## What you will do
You are to retype all of the data exactly as it appears.
——————
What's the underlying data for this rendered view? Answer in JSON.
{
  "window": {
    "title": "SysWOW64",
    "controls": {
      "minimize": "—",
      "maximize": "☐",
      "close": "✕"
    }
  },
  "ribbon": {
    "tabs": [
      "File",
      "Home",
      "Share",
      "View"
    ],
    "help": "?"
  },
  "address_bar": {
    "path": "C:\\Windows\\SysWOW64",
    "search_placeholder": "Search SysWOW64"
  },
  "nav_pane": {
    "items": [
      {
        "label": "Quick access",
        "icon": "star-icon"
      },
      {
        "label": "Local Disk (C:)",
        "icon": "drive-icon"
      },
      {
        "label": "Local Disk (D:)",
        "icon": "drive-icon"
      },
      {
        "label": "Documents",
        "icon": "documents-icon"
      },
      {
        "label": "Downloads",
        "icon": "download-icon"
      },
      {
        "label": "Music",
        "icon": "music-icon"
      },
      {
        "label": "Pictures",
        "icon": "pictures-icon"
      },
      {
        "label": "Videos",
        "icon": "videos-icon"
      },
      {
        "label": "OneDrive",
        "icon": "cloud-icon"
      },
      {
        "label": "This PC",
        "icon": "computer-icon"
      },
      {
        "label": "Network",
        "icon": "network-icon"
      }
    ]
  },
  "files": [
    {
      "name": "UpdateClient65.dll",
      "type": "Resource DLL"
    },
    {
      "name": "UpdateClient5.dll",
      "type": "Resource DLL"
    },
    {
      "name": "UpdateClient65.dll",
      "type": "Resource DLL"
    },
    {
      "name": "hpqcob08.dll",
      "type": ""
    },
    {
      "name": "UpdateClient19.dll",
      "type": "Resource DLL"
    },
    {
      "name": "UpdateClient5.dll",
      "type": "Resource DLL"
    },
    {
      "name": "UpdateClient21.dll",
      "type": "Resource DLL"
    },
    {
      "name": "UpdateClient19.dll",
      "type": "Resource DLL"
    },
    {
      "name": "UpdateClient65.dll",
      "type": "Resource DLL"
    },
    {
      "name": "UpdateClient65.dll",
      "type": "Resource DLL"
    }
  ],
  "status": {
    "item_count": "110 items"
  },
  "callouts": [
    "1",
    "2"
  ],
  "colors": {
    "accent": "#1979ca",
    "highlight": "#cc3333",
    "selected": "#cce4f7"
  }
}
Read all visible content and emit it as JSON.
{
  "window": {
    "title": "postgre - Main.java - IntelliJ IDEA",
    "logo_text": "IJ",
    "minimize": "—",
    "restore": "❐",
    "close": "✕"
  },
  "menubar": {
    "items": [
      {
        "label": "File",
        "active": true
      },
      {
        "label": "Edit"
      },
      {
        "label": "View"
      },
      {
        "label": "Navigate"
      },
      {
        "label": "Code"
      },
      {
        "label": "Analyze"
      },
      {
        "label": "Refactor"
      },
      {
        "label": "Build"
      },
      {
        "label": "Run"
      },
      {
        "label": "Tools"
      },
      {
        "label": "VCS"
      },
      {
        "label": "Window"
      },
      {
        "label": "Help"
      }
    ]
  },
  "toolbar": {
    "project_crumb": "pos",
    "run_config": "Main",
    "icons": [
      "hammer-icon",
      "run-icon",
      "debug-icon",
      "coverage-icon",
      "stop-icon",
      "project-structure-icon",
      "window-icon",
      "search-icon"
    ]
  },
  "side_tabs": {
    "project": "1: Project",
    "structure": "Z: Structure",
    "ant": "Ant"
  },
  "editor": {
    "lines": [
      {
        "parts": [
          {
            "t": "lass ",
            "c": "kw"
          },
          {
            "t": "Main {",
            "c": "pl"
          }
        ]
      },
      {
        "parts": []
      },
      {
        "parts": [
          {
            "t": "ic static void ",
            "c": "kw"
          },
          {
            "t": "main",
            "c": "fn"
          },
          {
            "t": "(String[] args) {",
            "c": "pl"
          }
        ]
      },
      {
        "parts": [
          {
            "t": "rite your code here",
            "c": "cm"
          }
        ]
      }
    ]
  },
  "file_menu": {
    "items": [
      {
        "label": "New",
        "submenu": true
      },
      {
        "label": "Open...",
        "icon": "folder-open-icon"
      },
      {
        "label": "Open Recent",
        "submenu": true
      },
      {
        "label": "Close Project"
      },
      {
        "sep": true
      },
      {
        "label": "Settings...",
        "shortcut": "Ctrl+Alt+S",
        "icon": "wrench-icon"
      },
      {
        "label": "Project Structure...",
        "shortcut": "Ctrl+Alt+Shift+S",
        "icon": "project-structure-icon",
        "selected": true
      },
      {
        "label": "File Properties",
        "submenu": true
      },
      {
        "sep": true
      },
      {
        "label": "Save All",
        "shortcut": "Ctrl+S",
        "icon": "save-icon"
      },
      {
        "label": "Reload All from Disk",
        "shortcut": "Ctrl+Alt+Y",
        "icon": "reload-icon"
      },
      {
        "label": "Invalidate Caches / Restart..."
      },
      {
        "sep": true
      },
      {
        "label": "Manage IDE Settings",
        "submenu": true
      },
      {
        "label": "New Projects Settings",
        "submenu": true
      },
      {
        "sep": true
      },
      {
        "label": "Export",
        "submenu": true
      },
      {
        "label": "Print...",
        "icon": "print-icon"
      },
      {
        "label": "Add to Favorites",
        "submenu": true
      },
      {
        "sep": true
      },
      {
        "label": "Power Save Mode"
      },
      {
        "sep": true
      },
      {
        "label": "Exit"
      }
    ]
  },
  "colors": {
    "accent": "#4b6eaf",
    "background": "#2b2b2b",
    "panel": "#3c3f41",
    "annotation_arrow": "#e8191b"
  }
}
——————
## The solution
What's the underlying data for this rendered view? Answer in JSON.
{
  "window": {
    "title": "SysWOW64",
    "controls": {
      "minimize": "—",
      "maximize": "☐",
      "close": "✕"
    }
  },
  "ribbon": {
    "tabs": [
      "File",
      "Home",
      "Share",
      "View"
    ],
    "help": "?"
  },
  "address_bar": {
    "path": "C:\\Windows\\SysWOW64",
    "search_placeholder": "Search SysWOW64"
  },
  "nav_pane": {
    "items": [
      {
        "label": "Quick access",
        "icon": "star-icon"
      },
      {
        "label": "Local Disk (C:)",
        "icon": "drive-icon"
      },
      {
        "label": "Local Disk (D:)",
        "icon": "drive-icon"
      },
      {
        "label": "Documents",
        "icon": "documents-icon"
      },
      {
        "label": "Downloads",
        "icon": "download-icon"
      },
      {
        "label": "Music",
        "icon": "music-icon"
      },
      {
        "label": "Pictures",
        "icon": "pictures-icon"
      },
      {
        "label": "Videos",
        "icon": "videos-icon"
      },
      {
        "label": "OneDrive",
        "icon": "cloud-icon"
      },
      {
        "label": "This PC",
        "icon": "computer-icon"
      },
      {
        "label": "Network",
        "icon": "network-icon"
      }
    ]
  },
  "files": [
    {
      "name": "UpdateClient65.dll",
      "type": "Resource DLL"
    },
    {
      "name": "UpdateClient5.dll",
      "type": "Resource DLL"
    },
    {
      "name": "UpdateClient65.dll",
      "type": "Resource DLL"
    },
    {
      "name": "hpqcob08.dll",
      "type": ""
    },
    {
      "name": "UpdateClient19.dll",
      "type": "Resource DLL"
    },
    {
      "name": "UpdateClient5.dll",
      "type": "Resource DLL"
    },
    {
      "name": "UpdateClient21.dll",
      "type": "Resource DLL"
    },
    {
      "name": "UpdateClient19.dll",
      "type": "Resource DLL"
    },
    {
      "name": "UpdateClient65.dll",
      "type": "Resource DLL"
    },
    {
      "name": "UpdateClient65.dll",
      "type": "Resource DLL"
    }
  ],
  "status": {
    "item_count": "110 items"
  },
  "callouts": [
    "1",
    "2"
  ],
  "colors": {
    "accent": "#1979ca",
    "highlight": "#cc3333",
    "selected": "#cce4f7"
  }
}
Read all visible content and emit it as JSON.
{
  "window": {
    "title": "postgre - Main.java - IntelliJ IDEA",
    "logo_text": "IJ",
    "minimize": "—",
    "restore": "❐",
    "close": "✕"
  },
  "menubar": {
    "items": [
      {
        "label": "File",
        "active": true
      },
      {
        "label": "Edit"
      },
      {
        "label": "View"
      },
      {
        "label": "Navigate"
      },
      {
        "label": "Code"
      },
      {
        "label": "Analyze"
      },
      {
        "label": "Refactor"
      },
      {
        "label": "Build"
      },
      {
        "label": "Run"
      },
      {
        "label": "Tools"
      },
      {
        "label": "VCS"
      },
      {
        "label": "Window"
      },
      {
        "label": "Help"
      }
    ]
  },
  "toolbar": {
    "project_crumb": "pos",
    "run_config": "Main",
    "icons": [
      "hammer-icon",
      "run-icon",
      "debug-icon",
      "coverage-icon",
      "stop-icon",
      "project-structure-icon",
      "window-icon",
      "search-icon"
    ]
  },
  "side_tabs": {
    "project": "1: Project",
    "structure": "Z: Structure",
    "ant": "Ant"
  },
  "editor": {
    "lines": [
      {
        "parts": [
          {
            "t": "lass ",
            "c": "kw"
          },
          {
            "t": "Main {",
            "c": "pl"
          }
        ]
      },
      {
        "parts": []
      },
      {
        "parts": [
          {
            "t": "ic static void ",
            "c": "kw"
          },
          {
            "t": "main",
            "c": "fn"
          },
          {
            "t": "(String[] args) {",
            "c": "pl"
          }
        ]
      },
      {
        "parts": [
          {
            "t": "rite your code here",
            "c": "cm"
          }
        ]
      }
    ]
  },
  "file_menu": {
    "items": [
      {
        "label": "New",
        "submenu": true
      },
      {
        "label": "Open...",
        "icon": "folder-open-icon"
      },
      {
        "label": "Open Recent",
        "submenu": true
      },
      {
        "label": "Close Project"
      },
      {
        "sep": true
      },
      {
        "label": "Settings...",
        "shortcut": "Ctrl+Alt+S",
        "icon": "wrench-icon"
      },
      {
        "label": "Project Structure...",
        "shortcut": "Ctrl+Alt+Shift+S",
        "icon": "project-structure-icon",
        "selected": true
      },
      {
        "label": "File Properties",
        "submenu": true
      },
      {
        "sep": true
      },
      {
        "label": "Save All",
        "shortcut": "Ctrl+S",
        "icon": "save-icon"
      },
      {
        "label": "Reload All from Disk",
        "shortcut": "Ctrl+Alt+Y",
        "icon": "reload-icon"
      },
      {
        "label": "Invalidate Caches / Restart..."
      },
      {
        "sep": true
      },
      {
        "label": "Manage IDE Settings",
        "submenu": true
      },
      {
        "label": "New Projects Settings",
        "submenu": true
      },
      {
        "sep": true
      },
      {
        "label": "Export",
        "submenu": true
      },
      {
        "label": "Print...",
        "icon": "print-icon"
      },
      {
        "label": "Add to Favorites",
        "submenu": true
      },
      {
        "sep": true
      },
      {
        "label": "Power Save Mode"
      },
      {
        "sep": true
      },
      {
        "label": "Exit"
      }
    ]
  },
  "colors": {
    "accent": "#4b6eaf",
    "background": "#2b2b2b",
    "panel": "#3c3f41",
    "annotation_arrow": "#e8191b"
  }
}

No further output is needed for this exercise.